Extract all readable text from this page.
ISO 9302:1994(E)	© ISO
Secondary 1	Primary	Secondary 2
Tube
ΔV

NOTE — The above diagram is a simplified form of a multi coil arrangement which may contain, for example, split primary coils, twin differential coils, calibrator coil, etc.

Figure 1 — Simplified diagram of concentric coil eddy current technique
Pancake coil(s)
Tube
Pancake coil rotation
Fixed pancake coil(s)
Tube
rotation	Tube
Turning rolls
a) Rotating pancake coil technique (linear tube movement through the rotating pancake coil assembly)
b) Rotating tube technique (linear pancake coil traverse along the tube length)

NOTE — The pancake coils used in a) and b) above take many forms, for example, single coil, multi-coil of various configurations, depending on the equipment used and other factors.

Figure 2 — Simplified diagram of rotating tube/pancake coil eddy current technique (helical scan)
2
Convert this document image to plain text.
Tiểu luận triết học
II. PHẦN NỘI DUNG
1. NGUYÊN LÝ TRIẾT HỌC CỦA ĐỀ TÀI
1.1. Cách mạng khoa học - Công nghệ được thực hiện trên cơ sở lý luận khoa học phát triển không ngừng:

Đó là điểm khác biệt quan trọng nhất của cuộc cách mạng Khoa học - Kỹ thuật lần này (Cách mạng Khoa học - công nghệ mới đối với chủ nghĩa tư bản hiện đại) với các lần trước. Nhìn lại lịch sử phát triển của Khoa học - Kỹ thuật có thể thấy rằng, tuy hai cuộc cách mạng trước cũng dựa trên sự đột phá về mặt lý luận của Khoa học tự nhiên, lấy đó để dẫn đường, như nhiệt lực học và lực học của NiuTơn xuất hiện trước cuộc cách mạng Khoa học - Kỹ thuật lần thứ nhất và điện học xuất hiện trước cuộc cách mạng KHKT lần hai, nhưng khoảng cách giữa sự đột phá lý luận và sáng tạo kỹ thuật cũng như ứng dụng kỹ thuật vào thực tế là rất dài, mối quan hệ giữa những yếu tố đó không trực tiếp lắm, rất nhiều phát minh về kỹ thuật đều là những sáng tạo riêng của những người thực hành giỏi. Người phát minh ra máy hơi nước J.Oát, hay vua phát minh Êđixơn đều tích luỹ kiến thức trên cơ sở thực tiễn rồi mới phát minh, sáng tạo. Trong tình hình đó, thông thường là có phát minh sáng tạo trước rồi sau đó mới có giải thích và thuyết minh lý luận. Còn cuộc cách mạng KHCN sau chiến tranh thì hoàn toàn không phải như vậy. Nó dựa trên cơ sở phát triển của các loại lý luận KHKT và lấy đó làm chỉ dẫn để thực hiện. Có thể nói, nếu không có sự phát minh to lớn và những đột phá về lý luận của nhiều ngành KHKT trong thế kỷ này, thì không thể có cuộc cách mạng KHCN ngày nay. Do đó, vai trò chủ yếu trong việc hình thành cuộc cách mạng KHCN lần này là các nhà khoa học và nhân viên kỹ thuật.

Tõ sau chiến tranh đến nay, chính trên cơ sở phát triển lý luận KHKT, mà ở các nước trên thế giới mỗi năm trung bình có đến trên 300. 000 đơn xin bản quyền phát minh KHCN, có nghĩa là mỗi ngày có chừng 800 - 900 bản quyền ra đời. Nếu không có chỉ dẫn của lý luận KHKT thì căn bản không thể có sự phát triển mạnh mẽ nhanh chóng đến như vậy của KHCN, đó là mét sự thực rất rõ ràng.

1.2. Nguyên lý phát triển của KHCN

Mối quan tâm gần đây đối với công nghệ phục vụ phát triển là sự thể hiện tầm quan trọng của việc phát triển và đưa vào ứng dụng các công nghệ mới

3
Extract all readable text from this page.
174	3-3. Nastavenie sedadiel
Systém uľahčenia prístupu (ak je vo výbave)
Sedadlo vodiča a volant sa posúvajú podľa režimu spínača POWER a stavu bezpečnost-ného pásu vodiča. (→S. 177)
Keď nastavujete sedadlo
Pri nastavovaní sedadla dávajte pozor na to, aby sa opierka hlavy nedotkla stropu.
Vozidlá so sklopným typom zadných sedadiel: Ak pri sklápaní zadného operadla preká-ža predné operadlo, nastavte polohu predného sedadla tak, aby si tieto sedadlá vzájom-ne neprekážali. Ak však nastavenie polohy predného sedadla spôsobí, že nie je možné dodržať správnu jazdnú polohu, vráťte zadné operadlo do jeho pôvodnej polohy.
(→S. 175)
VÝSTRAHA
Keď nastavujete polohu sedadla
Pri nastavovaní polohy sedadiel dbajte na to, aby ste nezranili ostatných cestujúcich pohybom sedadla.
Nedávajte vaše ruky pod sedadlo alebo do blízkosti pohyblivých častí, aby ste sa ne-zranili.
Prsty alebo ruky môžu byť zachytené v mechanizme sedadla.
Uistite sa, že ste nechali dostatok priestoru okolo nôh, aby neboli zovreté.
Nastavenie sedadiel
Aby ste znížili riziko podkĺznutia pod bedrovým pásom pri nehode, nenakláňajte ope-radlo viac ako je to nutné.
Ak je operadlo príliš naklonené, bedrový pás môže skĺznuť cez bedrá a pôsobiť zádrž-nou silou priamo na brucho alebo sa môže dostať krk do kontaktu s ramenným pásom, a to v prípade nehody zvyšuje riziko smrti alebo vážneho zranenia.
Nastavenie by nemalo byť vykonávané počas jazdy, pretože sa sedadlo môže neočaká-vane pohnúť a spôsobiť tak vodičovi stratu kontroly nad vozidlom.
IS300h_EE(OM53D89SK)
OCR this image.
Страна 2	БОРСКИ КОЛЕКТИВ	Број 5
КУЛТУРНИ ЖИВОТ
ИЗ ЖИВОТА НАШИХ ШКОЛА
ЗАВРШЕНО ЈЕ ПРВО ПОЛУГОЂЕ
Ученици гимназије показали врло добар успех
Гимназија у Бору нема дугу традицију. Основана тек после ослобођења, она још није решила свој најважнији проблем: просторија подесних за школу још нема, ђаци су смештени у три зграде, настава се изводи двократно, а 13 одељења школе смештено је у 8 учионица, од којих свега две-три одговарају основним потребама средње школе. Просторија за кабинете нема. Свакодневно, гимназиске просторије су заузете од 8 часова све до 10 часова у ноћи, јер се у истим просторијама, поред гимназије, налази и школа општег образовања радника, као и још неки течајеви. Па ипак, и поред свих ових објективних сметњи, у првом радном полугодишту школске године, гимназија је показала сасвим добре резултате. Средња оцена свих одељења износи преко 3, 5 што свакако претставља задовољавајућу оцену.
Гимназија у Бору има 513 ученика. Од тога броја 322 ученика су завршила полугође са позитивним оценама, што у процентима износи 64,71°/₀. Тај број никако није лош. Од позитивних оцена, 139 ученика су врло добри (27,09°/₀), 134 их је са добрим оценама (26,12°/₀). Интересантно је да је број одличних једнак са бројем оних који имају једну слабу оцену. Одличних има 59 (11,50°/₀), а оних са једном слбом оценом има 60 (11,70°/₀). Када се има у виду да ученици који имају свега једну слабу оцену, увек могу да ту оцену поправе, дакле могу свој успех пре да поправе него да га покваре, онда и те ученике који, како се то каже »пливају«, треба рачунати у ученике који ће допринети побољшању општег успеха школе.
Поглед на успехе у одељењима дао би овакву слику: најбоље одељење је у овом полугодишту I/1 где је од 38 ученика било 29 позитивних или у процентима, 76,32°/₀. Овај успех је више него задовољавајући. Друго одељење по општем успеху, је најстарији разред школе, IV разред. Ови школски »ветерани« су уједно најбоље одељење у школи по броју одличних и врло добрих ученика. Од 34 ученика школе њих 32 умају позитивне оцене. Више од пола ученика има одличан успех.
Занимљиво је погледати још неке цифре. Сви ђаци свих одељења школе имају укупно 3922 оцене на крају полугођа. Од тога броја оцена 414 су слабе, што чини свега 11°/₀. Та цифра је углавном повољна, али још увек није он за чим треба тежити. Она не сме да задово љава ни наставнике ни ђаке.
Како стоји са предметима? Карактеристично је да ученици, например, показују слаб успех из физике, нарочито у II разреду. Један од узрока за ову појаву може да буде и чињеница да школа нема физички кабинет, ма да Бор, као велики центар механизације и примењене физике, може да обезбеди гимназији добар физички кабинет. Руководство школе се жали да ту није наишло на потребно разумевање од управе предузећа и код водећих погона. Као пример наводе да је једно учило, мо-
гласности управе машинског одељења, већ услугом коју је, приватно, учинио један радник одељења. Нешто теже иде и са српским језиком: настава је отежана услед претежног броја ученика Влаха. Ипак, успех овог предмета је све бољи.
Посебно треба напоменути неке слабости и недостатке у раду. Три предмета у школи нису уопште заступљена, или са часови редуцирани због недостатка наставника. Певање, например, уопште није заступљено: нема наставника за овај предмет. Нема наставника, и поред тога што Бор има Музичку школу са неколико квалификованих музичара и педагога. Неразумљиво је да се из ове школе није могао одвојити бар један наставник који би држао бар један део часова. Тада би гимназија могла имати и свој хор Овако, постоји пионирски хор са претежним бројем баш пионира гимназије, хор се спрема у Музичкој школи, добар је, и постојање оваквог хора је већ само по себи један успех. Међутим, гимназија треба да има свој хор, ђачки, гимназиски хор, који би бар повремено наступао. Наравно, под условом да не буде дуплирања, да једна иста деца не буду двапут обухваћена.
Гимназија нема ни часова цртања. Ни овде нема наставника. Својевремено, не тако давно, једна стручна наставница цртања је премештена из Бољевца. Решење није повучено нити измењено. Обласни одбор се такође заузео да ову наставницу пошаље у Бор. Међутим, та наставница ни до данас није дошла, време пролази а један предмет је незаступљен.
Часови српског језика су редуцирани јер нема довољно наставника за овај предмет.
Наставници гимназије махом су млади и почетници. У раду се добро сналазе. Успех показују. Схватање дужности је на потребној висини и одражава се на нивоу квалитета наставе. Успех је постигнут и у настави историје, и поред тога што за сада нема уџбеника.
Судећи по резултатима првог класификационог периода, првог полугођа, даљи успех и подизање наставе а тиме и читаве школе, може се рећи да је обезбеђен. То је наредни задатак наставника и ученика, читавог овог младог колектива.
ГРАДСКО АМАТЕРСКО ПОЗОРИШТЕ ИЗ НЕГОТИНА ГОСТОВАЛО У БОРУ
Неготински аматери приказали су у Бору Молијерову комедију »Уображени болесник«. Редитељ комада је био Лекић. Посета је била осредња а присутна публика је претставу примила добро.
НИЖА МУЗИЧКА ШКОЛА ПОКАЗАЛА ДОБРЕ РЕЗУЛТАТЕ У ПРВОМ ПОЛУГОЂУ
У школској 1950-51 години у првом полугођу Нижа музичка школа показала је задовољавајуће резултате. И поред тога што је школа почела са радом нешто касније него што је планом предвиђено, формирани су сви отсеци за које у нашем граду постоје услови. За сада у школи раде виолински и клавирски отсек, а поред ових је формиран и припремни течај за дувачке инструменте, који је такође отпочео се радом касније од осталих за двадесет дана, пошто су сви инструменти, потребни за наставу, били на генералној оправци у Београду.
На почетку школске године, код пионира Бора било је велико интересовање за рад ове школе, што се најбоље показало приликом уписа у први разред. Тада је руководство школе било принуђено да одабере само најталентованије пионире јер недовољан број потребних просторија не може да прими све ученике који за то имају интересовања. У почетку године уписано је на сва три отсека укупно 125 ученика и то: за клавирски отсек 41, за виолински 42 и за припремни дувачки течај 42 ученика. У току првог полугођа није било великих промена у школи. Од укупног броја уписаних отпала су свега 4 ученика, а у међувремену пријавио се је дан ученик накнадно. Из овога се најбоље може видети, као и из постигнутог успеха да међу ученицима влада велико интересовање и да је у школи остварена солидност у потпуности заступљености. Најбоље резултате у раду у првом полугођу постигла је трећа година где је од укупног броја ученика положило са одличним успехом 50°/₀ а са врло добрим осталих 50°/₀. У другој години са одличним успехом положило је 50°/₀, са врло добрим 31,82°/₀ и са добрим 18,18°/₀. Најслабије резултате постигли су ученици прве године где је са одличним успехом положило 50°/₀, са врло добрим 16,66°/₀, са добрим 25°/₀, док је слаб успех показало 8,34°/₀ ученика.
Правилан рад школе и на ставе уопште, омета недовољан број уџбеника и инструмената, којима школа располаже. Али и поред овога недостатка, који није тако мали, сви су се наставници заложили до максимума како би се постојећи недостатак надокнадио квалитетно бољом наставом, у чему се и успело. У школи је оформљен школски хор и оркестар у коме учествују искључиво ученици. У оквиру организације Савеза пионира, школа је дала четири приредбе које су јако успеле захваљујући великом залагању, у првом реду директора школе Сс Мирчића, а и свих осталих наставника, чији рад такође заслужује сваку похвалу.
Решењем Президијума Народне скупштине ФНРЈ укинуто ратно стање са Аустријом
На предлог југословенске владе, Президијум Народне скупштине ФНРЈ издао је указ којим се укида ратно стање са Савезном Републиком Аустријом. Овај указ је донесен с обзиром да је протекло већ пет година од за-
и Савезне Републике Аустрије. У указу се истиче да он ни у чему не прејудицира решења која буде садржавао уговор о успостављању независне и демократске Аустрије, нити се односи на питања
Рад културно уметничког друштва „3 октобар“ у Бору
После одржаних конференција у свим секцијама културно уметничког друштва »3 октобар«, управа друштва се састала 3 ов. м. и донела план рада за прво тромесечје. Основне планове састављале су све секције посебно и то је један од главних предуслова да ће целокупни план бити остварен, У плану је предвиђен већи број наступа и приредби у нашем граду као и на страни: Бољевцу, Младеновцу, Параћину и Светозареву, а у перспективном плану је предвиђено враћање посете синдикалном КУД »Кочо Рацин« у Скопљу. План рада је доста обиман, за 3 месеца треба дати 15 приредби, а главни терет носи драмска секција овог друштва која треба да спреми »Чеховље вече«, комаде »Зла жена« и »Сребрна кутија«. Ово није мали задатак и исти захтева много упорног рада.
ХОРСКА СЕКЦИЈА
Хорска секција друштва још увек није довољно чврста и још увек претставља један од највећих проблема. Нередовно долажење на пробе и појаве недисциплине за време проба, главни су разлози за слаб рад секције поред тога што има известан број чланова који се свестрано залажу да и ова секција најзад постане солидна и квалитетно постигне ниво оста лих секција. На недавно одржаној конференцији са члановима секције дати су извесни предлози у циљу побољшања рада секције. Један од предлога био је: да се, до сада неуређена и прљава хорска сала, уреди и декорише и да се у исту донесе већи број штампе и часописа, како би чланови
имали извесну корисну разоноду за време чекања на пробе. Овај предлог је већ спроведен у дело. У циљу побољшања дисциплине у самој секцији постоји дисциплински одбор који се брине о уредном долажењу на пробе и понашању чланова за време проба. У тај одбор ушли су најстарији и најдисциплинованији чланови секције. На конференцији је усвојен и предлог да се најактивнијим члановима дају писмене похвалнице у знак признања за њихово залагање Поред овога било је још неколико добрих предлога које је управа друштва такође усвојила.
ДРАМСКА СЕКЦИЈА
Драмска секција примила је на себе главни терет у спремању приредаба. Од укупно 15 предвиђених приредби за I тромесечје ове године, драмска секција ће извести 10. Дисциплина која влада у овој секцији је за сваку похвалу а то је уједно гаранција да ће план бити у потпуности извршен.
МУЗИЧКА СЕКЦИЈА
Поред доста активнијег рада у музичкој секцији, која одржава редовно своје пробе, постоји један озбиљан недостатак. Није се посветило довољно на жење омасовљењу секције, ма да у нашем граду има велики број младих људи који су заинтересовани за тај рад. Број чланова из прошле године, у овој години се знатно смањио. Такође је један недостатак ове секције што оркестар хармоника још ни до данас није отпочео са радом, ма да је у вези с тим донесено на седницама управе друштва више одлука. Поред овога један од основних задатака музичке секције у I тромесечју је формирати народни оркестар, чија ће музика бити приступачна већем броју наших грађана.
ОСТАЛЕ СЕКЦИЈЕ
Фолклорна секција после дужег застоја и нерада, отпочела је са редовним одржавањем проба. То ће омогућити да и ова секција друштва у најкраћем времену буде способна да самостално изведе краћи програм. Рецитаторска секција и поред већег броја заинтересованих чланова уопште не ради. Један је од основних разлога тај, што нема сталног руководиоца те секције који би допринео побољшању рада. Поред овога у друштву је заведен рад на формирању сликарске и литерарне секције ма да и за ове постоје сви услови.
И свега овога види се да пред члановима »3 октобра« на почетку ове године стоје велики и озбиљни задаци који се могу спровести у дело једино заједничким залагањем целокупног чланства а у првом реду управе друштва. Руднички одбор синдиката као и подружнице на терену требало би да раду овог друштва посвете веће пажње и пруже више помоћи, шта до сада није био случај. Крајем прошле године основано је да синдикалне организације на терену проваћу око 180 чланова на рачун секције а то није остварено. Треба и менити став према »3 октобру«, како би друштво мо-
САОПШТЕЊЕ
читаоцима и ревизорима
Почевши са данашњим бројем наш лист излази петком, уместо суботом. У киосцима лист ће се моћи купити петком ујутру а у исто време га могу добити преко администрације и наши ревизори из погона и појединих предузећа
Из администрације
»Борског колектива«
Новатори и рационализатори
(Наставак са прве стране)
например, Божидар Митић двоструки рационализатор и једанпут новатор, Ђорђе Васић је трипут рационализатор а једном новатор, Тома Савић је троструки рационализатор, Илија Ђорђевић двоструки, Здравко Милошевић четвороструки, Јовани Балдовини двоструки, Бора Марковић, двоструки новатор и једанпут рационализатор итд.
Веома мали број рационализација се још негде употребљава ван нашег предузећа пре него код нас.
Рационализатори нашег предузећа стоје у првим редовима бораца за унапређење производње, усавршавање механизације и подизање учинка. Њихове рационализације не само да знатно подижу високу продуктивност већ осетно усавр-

_ _ _

## Set problem:
Read the lines above. Gather those in which the string "polohu" is found.

## Task solution:
Vozidlá so sklopným typom zadných sedadiel: Ak pri sklápaní zadného operadla preká-ža predné operadlo, nastavte polohu predného sedadla tak, aby si tieto sedadlá vzájom-ne neprekážali. Ak však nastavenie polohy predného sedadla spôsobí, že nie je možné dodržať správnu jazdnú polohu, vráťte zadné operadlo do jeho pôvodnej polohy.
Keď nastavujete polohu sedadla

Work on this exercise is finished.